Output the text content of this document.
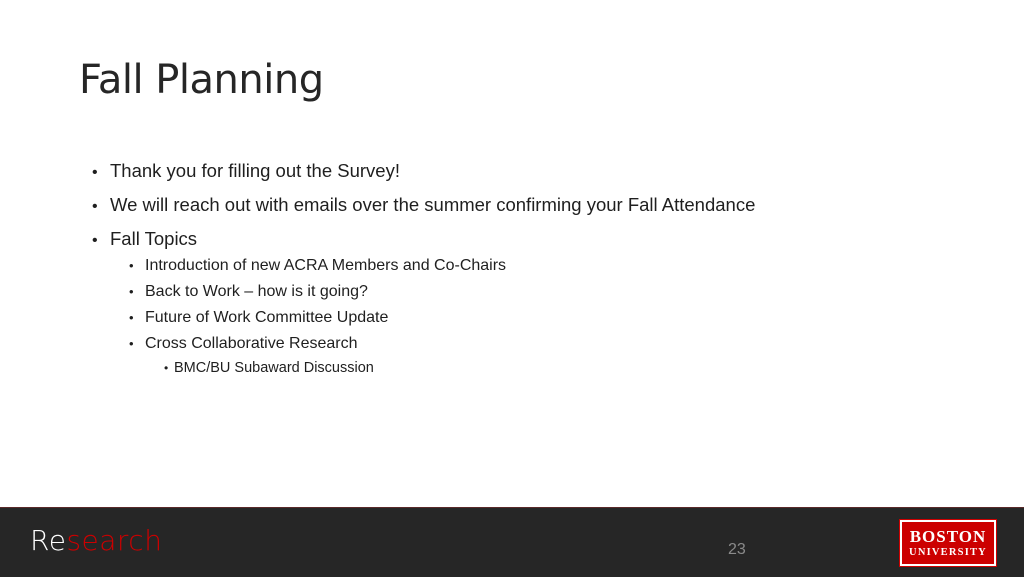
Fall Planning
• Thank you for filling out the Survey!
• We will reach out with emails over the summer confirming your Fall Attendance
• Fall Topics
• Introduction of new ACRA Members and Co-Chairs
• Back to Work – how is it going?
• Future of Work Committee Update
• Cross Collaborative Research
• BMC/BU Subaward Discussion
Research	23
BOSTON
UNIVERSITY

***

Write out the records above once more, word for word, with no pictures.

Output the text content of this document.
Fall Planning
• Thank you for filling out the Survey!
• We will reach out with emails over the summer confirming your Fall Attendance
• Fall Topics
• Introduction of new ACRA Members and Co-Chairs
• Back to Work – how is it going?
• Future of Work Committee Update
• Cross Collaborative Research
• BMC/BU Subaward Discussion
Research	23
BOSTON
UNIVERSITY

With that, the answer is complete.